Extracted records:
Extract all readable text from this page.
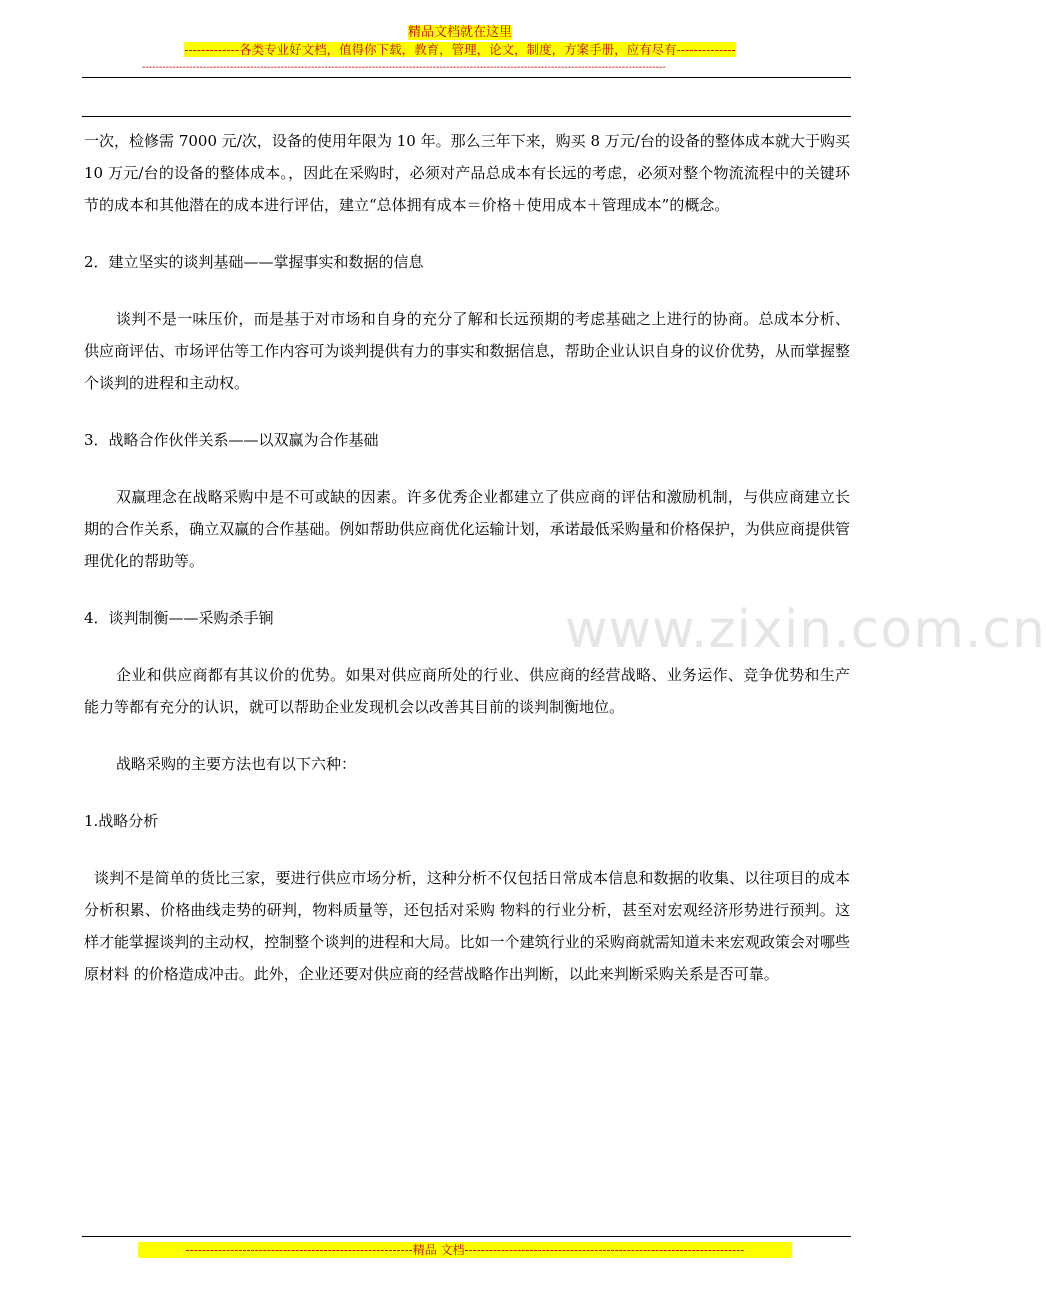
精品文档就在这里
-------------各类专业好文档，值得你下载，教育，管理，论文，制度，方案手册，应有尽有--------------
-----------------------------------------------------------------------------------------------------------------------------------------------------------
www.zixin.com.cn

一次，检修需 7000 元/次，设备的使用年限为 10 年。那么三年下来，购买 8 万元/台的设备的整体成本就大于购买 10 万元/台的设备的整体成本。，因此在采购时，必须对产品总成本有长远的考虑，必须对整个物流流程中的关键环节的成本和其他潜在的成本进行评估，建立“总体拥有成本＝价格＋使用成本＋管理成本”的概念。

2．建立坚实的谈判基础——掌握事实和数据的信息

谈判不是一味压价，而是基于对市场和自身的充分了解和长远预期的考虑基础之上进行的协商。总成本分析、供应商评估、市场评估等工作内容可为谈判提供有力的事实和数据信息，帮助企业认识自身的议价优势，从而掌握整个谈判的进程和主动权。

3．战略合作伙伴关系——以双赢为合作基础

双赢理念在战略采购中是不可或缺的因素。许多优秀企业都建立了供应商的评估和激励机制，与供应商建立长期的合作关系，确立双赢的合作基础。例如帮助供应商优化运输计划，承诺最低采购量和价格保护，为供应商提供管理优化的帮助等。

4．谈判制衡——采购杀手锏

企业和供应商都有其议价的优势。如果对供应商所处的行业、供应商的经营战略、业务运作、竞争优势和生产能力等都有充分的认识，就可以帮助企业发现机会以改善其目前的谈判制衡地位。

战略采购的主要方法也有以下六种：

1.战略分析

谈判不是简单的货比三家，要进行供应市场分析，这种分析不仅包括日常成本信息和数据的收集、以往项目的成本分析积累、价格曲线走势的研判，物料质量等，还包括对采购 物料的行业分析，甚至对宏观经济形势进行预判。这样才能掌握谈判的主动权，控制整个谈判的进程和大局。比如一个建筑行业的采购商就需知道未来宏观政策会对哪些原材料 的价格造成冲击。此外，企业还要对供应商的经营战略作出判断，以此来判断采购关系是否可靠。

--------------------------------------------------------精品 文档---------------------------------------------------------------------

...

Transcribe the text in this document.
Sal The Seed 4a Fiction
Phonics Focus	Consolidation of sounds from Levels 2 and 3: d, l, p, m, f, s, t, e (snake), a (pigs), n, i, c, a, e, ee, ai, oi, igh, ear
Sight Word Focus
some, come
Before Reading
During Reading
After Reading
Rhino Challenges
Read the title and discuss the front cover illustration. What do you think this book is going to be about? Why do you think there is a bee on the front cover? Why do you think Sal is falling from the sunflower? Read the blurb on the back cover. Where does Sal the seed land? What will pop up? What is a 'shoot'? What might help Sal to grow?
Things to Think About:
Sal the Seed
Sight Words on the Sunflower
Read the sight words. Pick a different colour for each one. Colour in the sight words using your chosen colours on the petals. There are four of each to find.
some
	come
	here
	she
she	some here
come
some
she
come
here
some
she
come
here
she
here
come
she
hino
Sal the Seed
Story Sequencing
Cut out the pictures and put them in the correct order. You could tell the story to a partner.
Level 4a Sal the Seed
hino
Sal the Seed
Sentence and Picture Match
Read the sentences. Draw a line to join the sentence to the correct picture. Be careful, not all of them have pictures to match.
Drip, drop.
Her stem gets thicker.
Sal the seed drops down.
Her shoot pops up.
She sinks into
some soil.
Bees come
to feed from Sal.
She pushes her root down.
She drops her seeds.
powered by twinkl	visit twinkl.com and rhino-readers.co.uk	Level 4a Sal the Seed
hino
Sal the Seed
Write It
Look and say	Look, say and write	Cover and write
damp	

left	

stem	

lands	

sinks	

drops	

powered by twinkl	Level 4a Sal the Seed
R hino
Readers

# Task brief
Of the lines in this material, state how many hold the string "from". Write no other words.

# Correct response
4